_Material provided_.
<<<<
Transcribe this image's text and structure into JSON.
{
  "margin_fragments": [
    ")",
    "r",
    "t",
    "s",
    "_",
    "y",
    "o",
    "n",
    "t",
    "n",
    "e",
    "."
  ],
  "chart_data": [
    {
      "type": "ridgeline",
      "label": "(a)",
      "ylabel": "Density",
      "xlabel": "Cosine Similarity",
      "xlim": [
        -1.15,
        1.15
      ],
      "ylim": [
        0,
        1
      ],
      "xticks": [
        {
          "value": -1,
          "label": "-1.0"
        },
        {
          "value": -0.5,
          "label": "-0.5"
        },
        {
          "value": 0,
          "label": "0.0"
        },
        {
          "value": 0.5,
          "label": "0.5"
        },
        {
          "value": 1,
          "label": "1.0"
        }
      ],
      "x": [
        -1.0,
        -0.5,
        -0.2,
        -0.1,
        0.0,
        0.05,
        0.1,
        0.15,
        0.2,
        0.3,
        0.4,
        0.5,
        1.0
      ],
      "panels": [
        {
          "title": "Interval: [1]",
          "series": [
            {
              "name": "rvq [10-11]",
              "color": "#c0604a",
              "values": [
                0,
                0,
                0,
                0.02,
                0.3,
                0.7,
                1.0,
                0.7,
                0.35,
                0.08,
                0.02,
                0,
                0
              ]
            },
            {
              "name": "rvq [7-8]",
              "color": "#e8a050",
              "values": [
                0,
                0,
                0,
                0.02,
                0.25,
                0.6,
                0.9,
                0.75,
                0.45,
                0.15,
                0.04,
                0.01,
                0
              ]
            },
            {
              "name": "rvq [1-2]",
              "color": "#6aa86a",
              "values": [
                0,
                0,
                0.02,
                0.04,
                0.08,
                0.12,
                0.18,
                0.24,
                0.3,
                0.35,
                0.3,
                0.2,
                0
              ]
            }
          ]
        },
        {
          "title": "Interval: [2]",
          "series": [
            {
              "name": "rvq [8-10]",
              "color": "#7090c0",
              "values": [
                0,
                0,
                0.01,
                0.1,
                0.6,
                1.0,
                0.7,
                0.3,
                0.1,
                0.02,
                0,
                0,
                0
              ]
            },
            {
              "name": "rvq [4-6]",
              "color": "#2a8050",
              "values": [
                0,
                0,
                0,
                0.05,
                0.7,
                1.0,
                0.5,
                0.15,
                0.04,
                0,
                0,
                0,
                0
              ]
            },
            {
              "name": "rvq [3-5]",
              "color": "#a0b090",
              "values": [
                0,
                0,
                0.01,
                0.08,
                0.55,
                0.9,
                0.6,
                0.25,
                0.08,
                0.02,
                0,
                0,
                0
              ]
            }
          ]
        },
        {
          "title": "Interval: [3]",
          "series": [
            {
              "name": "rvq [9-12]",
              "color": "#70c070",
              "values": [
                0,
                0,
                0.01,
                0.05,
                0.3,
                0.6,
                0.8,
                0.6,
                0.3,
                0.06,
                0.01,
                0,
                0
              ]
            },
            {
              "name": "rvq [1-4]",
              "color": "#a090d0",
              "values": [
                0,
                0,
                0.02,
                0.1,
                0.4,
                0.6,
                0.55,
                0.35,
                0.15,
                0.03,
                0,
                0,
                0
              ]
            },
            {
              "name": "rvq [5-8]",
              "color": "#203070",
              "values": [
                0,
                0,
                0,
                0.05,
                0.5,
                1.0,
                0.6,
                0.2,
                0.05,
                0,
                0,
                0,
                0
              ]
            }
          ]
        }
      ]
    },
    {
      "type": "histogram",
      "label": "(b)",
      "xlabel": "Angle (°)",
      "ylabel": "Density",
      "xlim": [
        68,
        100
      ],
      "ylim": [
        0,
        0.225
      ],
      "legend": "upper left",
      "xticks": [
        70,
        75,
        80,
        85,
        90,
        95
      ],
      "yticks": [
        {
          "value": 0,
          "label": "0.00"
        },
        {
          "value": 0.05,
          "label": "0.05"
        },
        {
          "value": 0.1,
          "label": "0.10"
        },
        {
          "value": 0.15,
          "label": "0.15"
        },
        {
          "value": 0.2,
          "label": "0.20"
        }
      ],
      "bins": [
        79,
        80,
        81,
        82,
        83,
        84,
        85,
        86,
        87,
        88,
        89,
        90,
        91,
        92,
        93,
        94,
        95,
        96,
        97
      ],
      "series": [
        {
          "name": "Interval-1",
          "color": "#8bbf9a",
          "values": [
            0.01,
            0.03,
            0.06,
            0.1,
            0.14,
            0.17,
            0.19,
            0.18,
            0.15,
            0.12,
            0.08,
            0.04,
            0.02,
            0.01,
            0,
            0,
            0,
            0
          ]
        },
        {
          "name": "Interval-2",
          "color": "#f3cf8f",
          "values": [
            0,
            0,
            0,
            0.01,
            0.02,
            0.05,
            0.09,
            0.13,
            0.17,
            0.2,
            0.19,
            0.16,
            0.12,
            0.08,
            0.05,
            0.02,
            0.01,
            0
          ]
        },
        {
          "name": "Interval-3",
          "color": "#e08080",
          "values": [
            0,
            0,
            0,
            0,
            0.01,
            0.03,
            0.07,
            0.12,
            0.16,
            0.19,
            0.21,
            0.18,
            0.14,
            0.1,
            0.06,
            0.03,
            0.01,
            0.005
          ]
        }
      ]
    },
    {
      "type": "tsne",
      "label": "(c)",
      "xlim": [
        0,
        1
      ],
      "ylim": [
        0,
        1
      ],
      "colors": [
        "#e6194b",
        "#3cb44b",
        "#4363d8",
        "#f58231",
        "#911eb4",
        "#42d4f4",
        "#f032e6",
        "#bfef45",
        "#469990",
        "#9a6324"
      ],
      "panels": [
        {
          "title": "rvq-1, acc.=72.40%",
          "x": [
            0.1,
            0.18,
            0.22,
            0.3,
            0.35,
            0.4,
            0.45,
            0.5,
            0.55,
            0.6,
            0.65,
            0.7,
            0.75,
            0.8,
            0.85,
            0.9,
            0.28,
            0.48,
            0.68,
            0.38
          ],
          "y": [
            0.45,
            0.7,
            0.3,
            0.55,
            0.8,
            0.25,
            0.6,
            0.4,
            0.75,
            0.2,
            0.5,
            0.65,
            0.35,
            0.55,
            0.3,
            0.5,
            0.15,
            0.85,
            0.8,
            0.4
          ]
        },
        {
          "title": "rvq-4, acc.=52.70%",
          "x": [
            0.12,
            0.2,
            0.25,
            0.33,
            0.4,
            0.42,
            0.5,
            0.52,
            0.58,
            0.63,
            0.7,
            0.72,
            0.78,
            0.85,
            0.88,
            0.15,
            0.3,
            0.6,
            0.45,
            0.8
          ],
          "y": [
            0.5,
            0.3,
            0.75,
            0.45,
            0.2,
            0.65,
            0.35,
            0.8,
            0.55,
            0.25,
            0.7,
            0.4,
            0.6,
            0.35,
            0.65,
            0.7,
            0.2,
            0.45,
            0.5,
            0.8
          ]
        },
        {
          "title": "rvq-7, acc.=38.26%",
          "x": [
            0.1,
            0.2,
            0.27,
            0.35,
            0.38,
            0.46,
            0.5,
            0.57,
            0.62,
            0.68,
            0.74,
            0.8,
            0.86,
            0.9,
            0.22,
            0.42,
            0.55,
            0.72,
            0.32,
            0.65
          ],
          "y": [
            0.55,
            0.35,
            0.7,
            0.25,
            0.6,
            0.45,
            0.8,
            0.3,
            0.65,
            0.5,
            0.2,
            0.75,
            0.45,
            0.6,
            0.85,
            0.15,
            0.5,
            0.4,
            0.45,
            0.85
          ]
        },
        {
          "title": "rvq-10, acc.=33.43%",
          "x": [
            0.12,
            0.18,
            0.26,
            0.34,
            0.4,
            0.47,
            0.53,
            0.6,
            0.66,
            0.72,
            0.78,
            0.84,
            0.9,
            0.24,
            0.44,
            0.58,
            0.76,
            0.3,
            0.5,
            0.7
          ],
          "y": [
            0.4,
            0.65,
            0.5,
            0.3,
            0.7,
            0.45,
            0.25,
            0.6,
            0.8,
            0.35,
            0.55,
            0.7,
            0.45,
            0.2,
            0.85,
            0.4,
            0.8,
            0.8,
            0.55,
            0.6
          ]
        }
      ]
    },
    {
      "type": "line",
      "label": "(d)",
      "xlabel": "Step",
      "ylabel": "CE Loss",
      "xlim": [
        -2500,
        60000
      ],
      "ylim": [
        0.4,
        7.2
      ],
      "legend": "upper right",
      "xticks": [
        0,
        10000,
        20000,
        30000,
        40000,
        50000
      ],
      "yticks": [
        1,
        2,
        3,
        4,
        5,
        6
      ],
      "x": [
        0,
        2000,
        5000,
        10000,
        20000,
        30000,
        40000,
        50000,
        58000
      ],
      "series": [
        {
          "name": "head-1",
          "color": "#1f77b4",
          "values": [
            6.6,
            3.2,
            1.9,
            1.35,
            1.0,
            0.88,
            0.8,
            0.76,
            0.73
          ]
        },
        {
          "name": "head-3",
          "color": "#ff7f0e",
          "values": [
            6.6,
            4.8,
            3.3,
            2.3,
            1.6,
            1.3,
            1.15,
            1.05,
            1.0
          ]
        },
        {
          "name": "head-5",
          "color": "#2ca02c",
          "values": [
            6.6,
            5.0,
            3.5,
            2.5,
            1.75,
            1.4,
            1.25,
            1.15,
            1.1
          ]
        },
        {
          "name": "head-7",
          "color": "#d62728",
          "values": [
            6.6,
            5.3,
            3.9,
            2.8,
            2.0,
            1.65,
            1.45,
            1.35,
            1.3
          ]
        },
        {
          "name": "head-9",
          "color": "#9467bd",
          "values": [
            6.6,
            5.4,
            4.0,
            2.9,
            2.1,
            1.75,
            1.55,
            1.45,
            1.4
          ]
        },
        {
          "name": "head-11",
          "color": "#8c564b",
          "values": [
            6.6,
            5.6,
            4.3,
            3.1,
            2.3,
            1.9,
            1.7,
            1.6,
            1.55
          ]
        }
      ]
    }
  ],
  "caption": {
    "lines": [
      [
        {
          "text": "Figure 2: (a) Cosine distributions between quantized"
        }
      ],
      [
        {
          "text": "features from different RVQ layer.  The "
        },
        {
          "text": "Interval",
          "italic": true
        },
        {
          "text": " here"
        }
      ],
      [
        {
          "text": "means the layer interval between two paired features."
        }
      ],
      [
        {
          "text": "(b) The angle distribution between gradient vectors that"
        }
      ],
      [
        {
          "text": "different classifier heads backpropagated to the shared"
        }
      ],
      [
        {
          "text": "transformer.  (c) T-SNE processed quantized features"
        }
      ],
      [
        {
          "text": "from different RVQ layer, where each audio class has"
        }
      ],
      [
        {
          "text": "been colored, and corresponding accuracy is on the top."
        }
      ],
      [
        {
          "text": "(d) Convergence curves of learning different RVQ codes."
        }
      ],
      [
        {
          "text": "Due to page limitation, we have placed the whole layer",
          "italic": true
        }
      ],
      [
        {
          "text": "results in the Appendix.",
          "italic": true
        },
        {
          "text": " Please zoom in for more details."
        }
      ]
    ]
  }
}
>>>>
_Required task_. Where a line in the entries holds the word "title", copy that line.

_Finished exercise_.
          "title": "Interval: [1]",
          "title": "Interval: [2]",
          "title": "Interval: [3]",
          "title": "rvq-1, acc.=72.40%",
          "title": "rvq-4, acc.=52.70%",
          "title": "rvq-7, acc.=38.26%",
          "title": "rvq-10, acc.=33.43%",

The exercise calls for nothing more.